--- Extracted material ---

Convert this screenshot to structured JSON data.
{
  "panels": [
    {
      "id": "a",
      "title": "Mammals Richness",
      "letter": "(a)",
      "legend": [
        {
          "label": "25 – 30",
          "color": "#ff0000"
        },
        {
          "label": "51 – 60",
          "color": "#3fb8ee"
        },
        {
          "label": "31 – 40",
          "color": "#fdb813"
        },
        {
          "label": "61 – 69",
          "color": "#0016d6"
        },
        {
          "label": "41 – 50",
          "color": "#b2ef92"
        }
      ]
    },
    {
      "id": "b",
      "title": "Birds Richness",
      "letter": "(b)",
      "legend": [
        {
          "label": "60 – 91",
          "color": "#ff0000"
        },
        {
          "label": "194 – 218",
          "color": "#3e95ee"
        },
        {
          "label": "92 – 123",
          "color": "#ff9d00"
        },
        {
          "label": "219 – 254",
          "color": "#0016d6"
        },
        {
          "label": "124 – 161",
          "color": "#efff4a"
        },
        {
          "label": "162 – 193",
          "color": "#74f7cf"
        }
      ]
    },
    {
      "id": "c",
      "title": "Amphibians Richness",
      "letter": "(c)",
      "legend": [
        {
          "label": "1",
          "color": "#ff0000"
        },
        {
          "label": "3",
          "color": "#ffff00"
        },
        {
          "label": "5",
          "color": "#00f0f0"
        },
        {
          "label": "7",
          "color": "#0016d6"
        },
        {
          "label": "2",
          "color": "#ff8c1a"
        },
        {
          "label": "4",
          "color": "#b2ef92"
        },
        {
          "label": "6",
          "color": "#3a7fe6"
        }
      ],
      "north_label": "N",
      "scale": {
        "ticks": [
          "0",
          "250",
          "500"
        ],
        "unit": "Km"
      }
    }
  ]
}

---

Every line containing the string "Richness" must be listed.

> Answer to this task
      "title": "Mammals Richness",
      "title": "Birds Richness",
      "title": "Amphibians Richness",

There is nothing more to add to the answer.